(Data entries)
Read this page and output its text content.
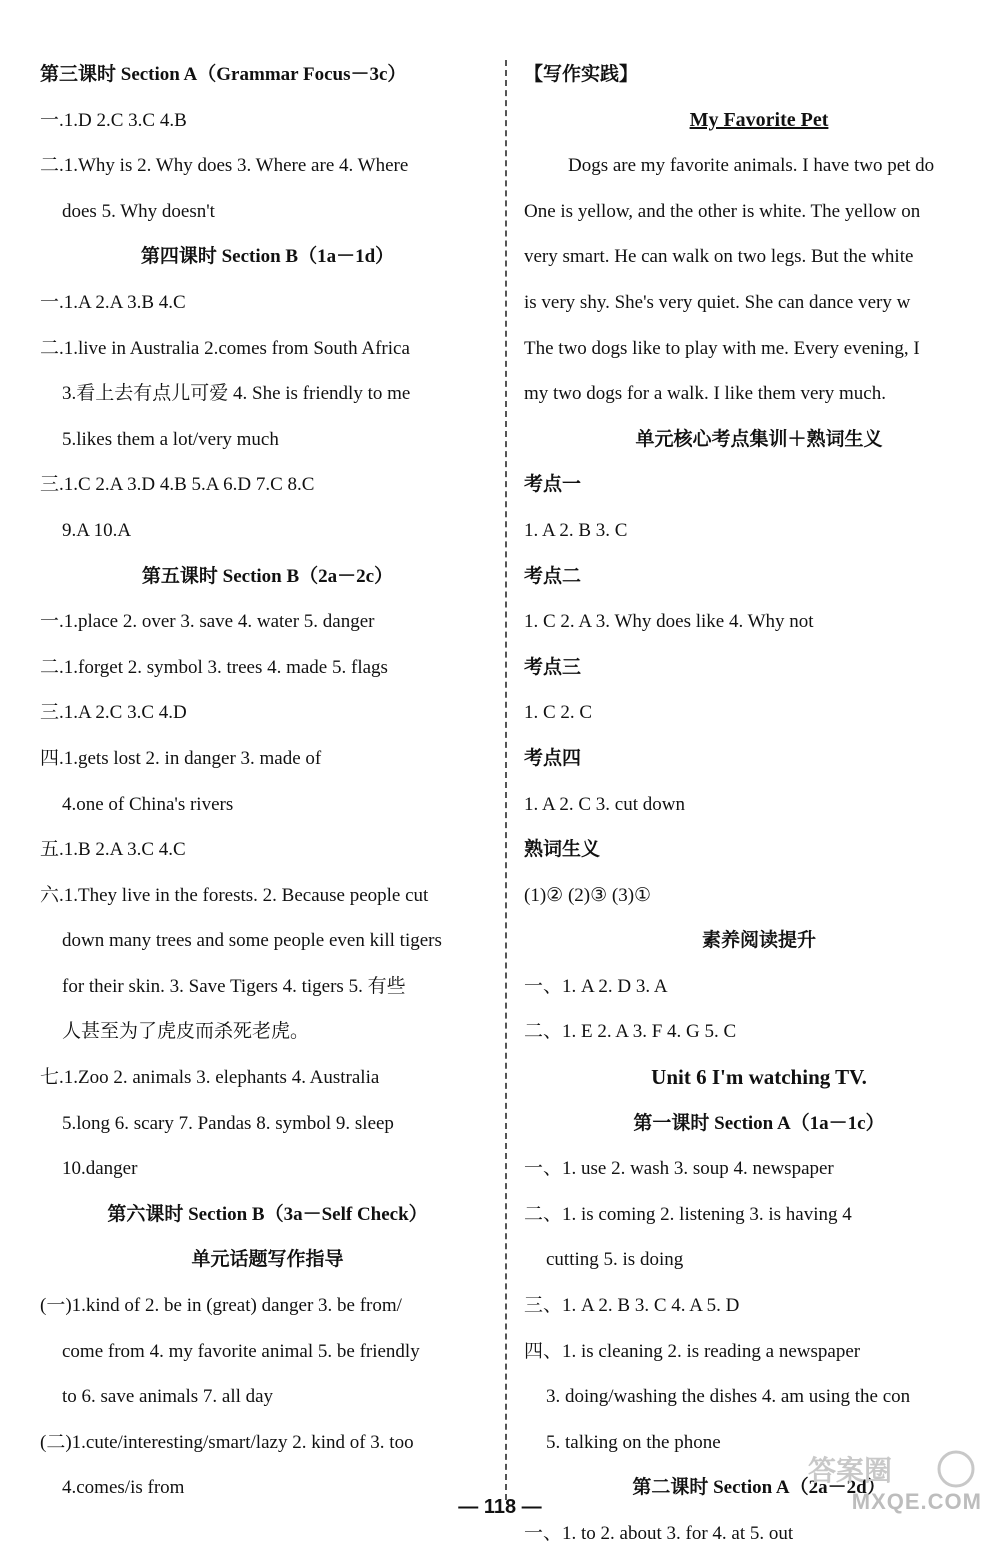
第三课时 Section A（Grammar Focus－3c）
一.1.D 2.C 3.C 4.B
二.1.Why is 2. Why does 3. Where are 4. Where
does 5. Why doesn't
第四课时 Section B（1a－1d）
一.1.A 2.A 3.B 4.C
二.1.live in Australia 2.comes from South Africa
3.看上去有点儿可爱 4. She is friendly to me
5.likes them a lot/very much
三.1.C 2.A 3.D 4.B 5.A 6.D 7.C 8.C
9.A 10.A
第五课时 Section B（2a－2c）
一.1.place 2. over 3. save 4. water 5. danger
二.1.forget 2. symbol 3. trees 4. made 5. flags
三.1.A 2.C 3.C 4.D
四.1.gets lost 2. in danger 3. made of
4.one of China's rivers
五.1.B 2.A 3.C 4.C
六.1.They live in the forests. 2. Because people cut
down many trees and some people even kill tigers
for their skin. 3. Save Tigers 4. tigers 5. 有些
人甚至为了虎皮而杀死老虎。
七.1.Zoo 2. animals 3. elephants 4. Australia
5.long 6. scary 7. Pandas 8. symbol 9. sleep
10.danger
第六课时 Section B（3a－Self Check）
单元话题写作指导
(一)1.kind of 2. be in (great) danger 3. be from/
come from 4. my favorite animal 5. be friendly
to 6. save animals 7. all day
(二)1.cute/interesting/smart/lazy 2. kind of 3. too
4.comes/is from
【写作实践】
My Favorite Pet
Dogs are my favorite animals. I have two pet do
One is yellow, and the other is white. The yellow on
very smart. He can walk on two legs. But the white
is very shy. She's very quiet. She can dance very w
The two dogs like to play with me. Every evening, I
my two dogs for a walk. I like them very much.
单元核心考点集训＋熟词生义
考点一
1. A 2. B 3. C
考点二
1. C 2. A 3. Why does like 4. Why not
考点三
1. C 2. C
考点四
1. A 2. C 3. cut down
熟词生义
(1)② (2)③ (3)①
素养阅读提升
一、1. A 2. D 3. A
二、1. E 2. A 3. F 4. G 5. C
Unit 6 I'm watching TV.
第一课时 Section A（1a－1c）
一、1. use 2. wash 3. soup 4. newspaper
二、1. is coming 2. listening 3. is having 4
cutting 5. is doing
三、1. A 2. B 3. C 4. A 5. D
四、1. is cleaning 2. is reading a newspaper
3. doing/washing the dishes 4. am using the con
5. talking on the phone
第二课时 Section A（2a－2d）
一、1. to 2. about 3. for 4. at 5. out
— 118 —
答案圈
MXQE.COM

▶ **DESCRIPTION OF THE TASK**
Omit every picture while copying the listing above exactly.

▶ **PROBLEM SOLUTION**
Read this page and output its text content.
第三课时 Section A（Grammar Focus－3c）
一.1.D 2.C 3.C 4.B
二.1.Why is 2. Why does 3. Where are 4. Where
does 5. Why doesn't
第四课时 Section B（1a－1d）
一.1.A 2.A 3.B 4.C
二.1.live in Australia 2.comes from South Africa
3.看上去有点儿可爱 4. She is friendly to me
5.likes them a lot/very much
三.1.C 2.A 3.D 4.B 5.A 6.D 7.C 8.C
9.A 10.A
第五课时 Section B（2a－2c）
一.1.place 2. over 3. save 4. water 5. danger
二.1.forget 2. symbol 3. trees 4. made 5. flags
三.1.A 2.C 3.C 4.D
四.1.gets lost 2. in danger 3. made of
4.one of China's rivers
五.1.B 2.A 3.C 4.C
六.1.They live in the forests. 2. Because people cut
down many trees and some people even kill tigers
for their skin. 3. Save Tigers 4. tigers 5. 有些
人甚至为了虎皮而杀死老虎。
七.1.Zoo 2. animals 3. elephants 4. Australia
5.long 6. scary 7. Pandas 8. symbol 9. sleep
10.danger
第六课时 Section B（3a－Self Check）
单元话题写作指导
(一)1.kind of 2. be in (great) danger 3. be from/
come from 4. my favorite animal 5. be friendly
to 6. save animals 7. all day
(二)1.cute/interesting/smart/lazy 2. kind of 3. too
4.comes/is from
【写作实践】
My Favorite Pet
Dogs are my favorite animals. I have two pet do
One is yellow, and the other is white. The yellow on
very smart. He can walk on two legs. But the white
is very shy. She's very quiet. She can dance very w
The two dogs like to play with me. Every evening, I
my two dogs for a walk. I like them very much.
单元核心考点集训＋熟词生义
考点一
1. A 2. B 3. C
考点二
1. C 2. A 3. Why does like 4. Why not
考点三
1. C 2. C
考点四
1. A 2. C 3. cut down
熟词生义
(1)② (2)③ (3)①
素养阅读提升
一、1. A 2. D 3. A
二、1. E 2. A 3. F 4. G 5. C
Unit 6 I'm watching TV.
第一课时 Section A（1a－1c）
一、1. use 2. wash 3. soup 4. newspaper
二、1. is coming 2. listening 3. is having 4
cutting 5. is doing
三、1. A 2. B 3. C 4. A 5. D
四、1. is cleaning 2. is reading a newspaper
3. doing/washing the dishes 4. am using the con
5. talking on the phone
第二课时 Section A（2a－2d）
一、1. to 2. about 3. for 4. at 5. out
— 118 —
答案圈
MXQE.COM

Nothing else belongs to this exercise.